Given task
Arrange everything from the line containing "Decompose this screenshot" down to the line containing "divider xyxy=(795,532,1533,534)" as a two-column CSV headed instruction and output, one row per instruction with the text that follows it as its output. Put each value in one quoted field with line breaks turned into spaces, and leave the picture out.

Task data
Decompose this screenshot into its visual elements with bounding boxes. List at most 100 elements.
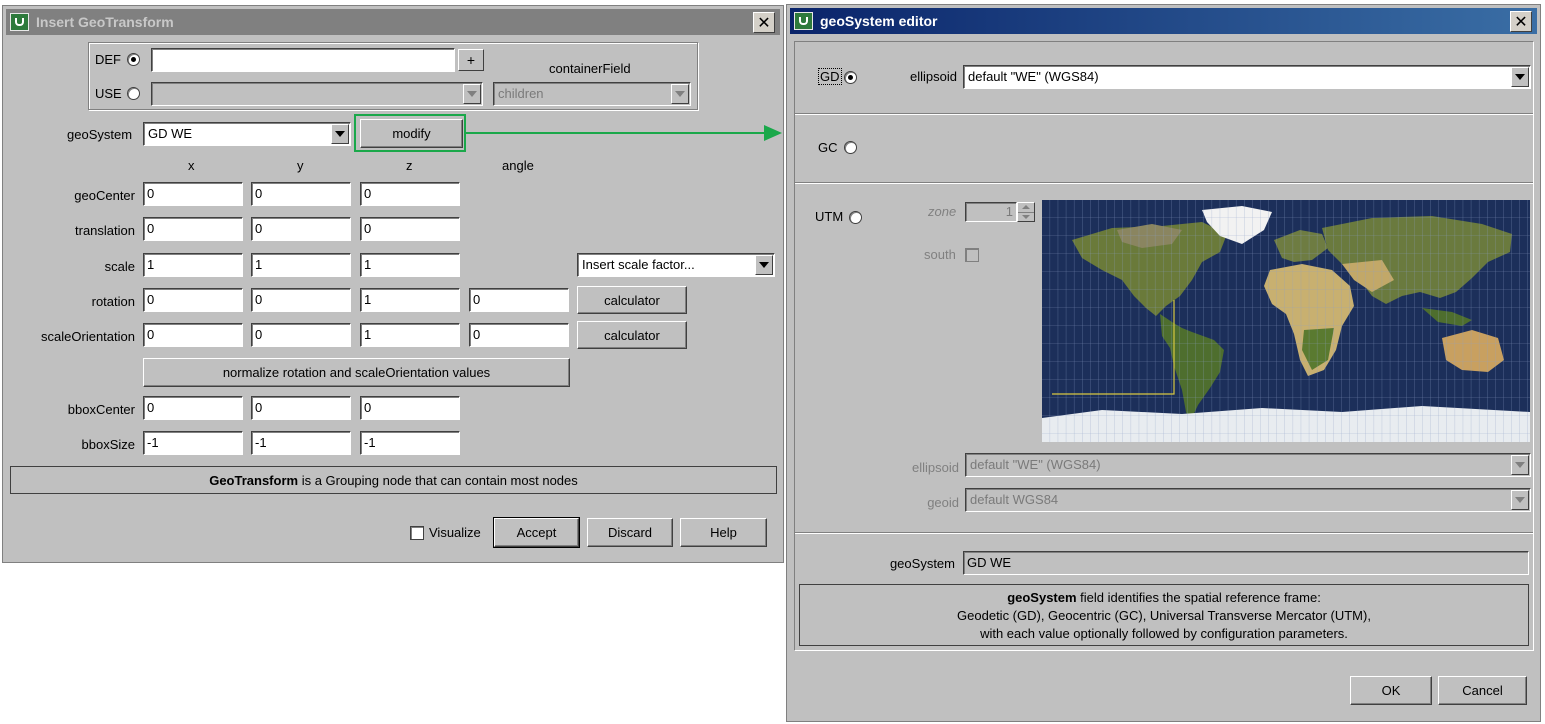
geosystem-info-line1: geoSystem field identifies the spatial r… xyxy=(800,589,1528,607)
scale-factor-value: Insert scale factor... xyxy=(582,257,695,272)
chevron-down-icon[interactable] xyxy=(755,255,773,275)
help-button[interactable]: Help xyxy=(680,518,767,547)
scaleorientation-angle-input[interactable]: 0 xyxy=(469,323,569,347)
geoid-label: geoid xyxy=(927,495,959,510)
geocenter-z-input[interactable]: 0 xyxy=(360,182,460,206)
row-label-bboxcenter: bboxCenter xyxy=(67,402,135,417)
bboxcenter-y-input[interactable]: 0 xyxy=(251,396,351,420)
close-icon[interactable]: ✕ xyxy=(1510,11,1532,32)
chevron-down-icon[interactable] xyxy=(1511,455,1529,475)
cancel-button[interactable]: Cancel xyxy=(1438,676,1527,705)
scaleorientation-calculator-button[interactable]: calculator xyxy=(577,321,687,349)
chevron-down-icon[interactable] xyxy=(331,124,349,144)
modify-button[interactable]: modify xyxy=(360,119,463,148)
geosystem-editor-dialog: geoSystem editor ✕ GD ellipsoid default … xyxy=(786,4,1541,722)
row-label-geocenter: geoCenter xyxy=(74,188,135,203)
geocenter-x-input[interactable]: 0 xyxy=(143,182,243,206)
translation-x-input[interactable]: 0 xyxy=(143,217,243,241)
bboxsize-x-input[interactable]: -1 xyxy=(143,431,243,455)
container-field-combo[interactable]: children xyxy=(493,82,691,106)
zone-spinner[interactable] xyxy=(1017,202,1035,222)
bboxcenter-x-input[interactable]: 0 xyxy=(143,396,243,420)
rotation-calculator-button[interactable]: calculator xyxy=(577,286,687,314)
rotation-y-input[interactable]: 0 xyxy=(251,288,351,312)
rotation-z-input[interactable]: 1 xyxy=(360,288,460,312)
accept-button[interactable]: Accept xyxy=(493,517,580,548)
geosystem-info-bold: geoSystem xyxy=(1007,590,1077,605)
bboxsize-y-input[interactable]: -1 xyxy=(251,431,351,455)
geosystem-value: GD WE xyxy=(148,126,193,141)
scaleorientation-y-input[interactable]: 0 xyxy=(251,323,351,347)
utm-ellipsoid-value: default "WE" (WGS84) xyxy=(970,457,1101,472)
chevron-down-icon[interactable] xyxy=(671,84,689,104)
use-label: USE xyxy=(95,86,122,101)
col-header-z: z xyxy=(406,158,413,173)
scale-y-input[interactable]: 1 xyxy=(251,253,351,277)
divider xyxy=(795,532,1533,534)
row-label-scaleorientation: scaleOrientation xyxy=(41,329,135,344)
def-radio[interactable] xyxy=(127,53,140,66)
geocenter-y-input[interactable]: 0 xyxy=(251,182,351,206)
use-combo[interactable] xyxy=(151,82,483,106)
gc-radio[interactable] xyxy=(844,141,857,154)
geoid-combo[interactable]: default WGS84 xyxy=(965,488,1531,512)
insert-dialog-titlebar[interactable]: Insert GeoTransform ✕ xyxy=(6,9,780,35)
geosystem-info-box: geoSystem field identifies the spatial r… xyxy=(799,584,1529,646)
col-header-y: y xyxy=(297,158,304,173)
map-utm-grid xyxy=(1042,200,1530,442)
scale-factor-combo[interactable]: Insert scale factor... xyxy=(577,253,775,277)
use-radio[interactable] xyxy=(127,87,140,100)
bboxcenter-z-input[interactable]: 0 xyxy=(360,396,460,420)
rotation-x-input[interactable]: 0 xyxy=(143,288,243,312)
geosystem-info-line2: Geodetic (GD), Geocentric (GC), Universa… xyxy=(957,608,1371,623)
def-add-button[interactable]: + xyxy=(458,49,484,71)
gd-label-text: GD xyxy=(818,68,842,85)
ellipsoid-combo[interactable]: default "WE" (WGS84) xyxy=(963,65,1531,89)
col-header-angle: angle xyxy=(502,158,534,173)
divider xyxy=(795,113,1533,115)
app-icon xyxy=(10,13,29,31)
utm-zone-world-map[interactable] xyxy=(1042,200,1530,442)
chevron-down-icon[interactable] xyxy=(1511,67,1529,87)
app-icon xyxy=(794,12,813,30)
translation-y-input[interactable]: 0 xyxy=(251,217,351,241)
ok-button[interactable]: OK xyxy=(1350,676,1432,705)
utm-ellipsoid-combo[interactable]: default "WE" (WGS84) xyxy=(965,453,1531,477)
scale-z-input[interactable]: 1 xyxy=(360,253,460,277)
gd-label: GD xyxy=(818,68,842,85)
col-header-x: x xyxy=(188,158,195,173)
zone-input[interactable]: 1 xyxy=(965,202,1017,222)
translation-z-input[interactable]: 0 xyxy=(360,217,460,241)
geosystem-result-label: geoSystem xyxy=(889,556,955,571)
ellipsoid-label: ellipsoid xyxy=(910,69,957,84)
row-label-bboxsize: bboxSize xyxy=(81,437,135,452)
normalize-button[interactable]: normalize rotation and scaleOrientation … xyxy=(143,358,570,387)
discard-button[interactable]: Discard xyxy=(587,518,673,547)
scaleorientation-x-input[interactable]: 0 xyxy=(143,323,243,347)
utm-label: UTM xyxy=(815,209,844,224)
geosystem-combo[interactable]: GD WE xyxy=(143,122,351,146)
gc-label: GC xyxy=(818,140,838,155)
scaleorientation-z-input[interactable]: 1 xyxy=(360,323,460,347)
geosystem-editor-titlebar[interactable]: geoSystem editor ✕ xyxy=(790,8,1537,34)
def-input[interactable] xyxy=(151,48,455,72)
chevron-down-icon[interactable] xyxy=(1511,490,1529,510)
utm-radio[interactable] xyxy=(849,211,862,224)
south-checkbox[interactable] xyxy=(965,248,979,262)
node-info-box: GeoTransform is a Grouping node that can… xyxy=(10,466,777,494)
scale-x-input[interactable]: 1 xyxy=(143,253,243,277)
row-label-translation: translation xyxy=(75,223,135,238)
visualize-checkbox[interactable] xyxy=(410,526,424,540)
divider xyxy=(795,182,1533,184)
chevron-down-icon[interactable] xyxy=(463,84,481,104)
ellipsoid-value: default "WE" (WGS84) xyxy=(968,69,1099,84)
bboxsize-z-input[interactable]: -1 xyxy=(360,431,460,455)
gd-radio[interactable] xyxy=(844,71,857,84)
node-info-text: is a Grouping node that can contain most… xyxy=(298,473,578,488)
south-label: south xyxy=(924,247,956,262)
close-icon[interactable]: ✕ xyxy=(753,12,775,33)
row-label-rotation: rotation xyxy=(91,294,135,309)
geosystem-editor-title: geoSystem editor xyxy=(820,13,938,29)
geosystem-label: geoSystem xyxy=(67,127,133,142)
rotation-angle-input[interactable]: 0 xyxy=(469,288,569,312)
* * *
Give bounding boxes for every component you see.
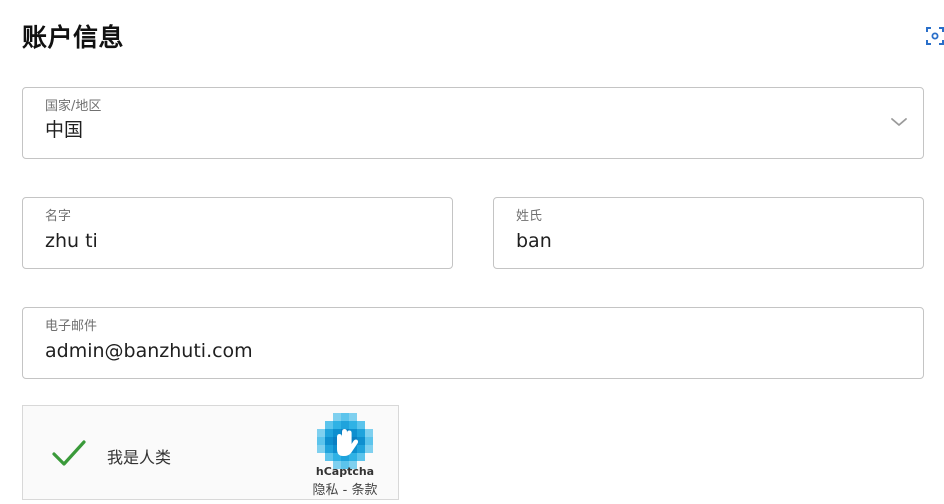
* * *
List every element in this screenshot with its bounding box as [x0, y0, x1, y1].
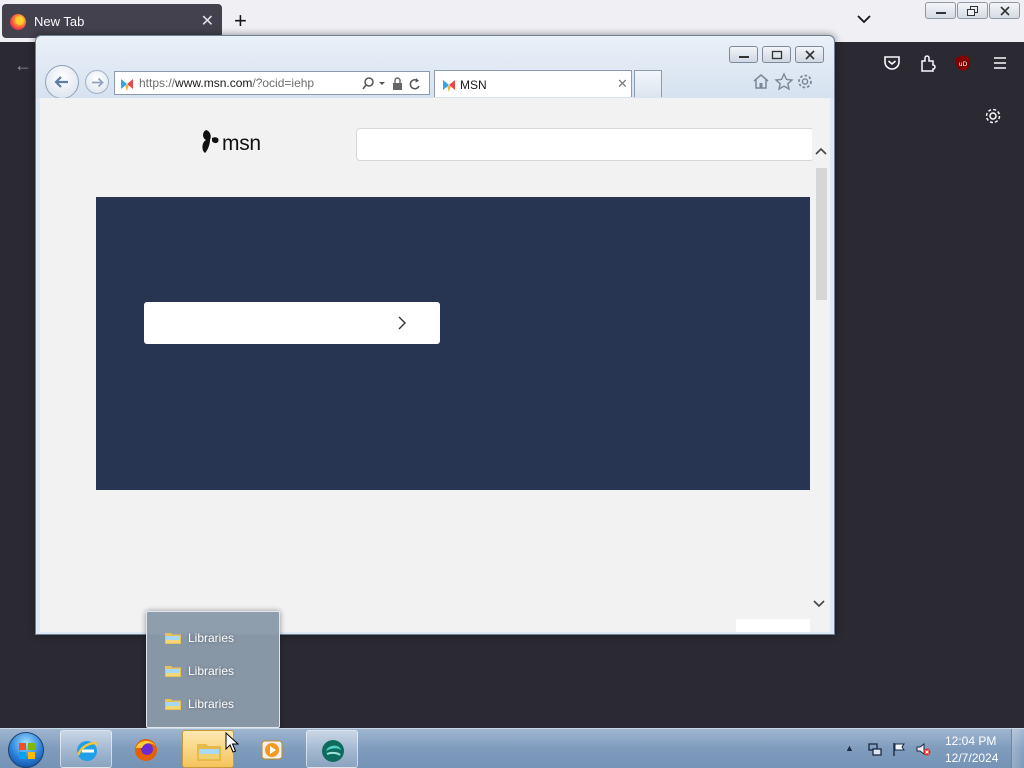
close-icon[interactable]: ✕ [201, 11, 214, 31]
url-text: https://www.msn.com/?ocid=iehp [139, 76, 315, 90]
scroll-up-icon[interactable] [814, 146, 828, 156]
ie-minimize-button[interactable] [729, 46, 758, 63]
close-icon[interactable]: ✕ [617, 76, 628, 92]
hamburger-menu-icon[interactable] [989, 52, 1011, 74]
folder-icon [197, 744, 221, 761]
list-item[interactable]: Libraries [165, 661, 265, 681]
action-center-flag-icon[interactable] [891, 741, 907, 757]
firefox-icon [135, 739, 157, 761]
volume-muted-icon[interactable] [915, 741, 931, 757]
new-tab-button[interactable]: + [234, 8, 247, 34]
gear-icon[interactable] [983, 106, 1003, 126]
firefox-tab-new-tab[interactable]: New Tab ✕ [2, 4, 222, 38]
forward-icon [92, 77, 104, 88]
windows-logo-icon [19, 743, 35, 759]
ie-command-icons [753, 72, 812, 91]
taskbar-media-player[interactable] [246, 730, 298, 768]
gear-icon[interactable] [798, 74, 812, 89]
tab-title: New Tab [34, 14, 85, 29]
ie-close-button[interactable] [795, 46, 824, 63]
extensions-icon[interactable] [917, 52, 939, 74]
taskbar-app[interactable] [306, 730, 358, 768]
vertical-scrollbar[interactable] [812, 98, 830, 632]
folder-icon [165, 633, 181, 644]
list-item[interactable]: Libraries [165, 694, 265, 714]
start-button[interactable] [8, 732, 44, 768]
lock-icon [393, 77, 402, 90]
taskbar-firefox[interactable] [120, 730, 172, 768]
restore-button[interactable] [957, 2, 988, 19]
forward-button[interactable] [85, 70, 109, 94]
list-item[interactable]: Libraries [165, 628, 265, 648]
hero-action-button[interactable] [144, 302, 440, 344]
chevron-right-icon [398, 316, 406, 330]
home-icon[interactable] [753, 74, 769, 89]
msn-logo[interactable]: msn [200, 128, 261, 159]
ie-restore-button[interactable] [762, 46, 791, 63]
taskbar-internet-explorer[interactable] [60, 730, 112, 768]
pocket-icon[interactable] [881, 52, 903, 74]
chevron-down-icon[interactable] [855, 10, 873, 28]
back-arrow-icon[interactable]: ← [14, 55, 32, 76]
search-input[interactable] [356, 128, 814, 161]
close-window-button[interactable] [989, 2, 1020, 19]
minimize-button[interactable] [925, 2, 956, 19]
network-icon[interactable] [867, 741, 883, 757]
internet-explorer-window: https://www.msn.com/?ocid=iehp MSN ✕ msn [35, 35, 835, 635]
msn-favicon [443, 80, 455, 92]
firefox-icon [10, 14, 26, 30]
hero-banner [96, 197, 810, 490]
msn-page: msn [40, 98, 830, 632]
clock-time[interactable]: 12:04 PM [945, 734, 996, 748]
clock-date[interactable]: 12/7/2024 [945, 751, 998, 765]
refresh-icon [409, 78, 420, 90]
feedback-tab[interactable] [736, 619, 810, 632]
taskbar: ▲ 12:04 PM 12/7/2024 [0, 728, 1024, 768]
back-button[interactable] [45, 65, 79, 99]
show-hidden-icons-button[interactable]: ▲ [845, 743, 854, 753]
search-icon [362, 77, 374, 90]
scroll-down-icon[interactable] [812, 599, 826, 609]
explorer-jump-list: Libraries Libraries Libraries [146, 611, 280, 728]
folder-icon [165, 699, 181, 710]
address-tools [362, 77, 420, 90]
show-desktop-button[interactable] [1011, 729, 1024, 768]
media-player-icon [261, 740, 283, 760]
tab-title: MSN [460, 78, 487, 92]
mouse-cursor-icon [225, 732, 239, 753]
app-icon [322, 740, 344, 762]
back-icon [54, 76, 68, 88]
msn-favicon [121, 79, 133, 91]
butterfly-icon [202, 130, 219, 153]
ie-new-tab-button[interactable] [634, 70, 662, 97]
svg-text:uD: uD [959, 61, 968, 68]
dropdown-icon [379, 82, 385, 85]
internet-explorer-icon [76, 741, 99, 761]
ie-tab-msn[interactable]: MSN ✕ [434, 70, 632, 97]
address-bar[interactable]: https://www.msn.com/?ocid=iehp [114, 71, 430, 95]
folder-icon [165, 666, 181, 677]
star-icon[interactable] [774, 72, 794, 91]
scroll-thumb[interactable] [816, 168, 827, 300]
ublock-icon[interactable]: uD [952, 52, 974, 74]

Written reply
instruction,output
"Decompose this screenshot into its visual elements with bounding boxes. List at most 100 elements.","geosystem-info-line1: geoSystem field identifies the spatial r… xyxy=(800,589,1528,607) scale-factor-value: Insert scale factor... xyxy=(582,257,695,272) chevron-down-icon[interactable] xyxy=(755,255,773,275) help-button[interactable]: Help xyxy=(680,518,767,547) scaleorientation-angle-input[interactable]: 0 xyxy=(469,323,569,347) geoid-label: geoid xyxy=(927,495,959,510) geocenter-z-input[interactable]: 0 xyxy=(360,182,460,206) row-label-bboxcenter: bboxCenter xyxy=(67,402,135,417) bboxcenter-y-input[interactable]: 0 xyxy=(251,396,351,420) close-icon[interactable]: ✕ xyxy=(1510,11,1532,32) chevron-down-icon[interactable] xyxy=(1511,455,1529,475) cancel-button[interactable]: Cancel xyxy=(1438,676,1527,705) scaleorientation-calculator-button[interactable]: calculator xyxy=(577,321,687,349) chevron-down-icon[interactable] xyxy=(331,124,349,144) modify-button[interactable]: modify xyxy=(360,119,463,148) geosystem-editor-dialog: geoSystem editor ✕ GD ellipsoid default … xyxy=(786,4,1541,722) row-label-geocenter: geoCenter xyxy=(74,188,135,203) geocenter-x-input[interactable]: 0 xyxy=(143,182,243,206) translation-x-input[interactable]: 0 xyxy=(143,217,243,241) bboxsize-x-input[interactable]: -1 xyxy=(143,431,243,455) container-field-combo[interactable]: children xyxy=(493,82,691,106) zone-spinner[interactable] xyxy=(1017,202,1035,222) bboxcenter-x-input[interactable]: 0 xyxy=(143,396,243,420) rotation-calculator-button[interactable]: calculator xyxy=(577,286,687,314) rotation-y-input[interactable]: 0 xyxy=(251,288,351,312) rotation-z-input[interactable]: 1 xyxy=(360,288,460,312) accept-button[interactable]: Accept xyxy=(493,517,580,548) geosystem-info-bold: geoSystem xyxy=(1007,590,1077,605) bboxsize-y-input[interactable]: -1 xyxy=(251,431,351,455) geosystem-value: GD WE xyxy=(148,126,193,141) scaleorientation-y-input[interactable]: 0 xyxy=(251,323,351,347) utm-ellipsoid-value: default ""WE"" (WGS84) xyxy=(970,457,1101,472) chevron-down-icon[interactable] xyxy=(671,84,689,104) use-label: USE xyxy=(95,86,122,101) col-header-z: z xyxy=(406,158,413,173) scale-y-input[interactable]: 1 xyxy=(251,253,351,277) divider xyxy=(795,532,1533,534)"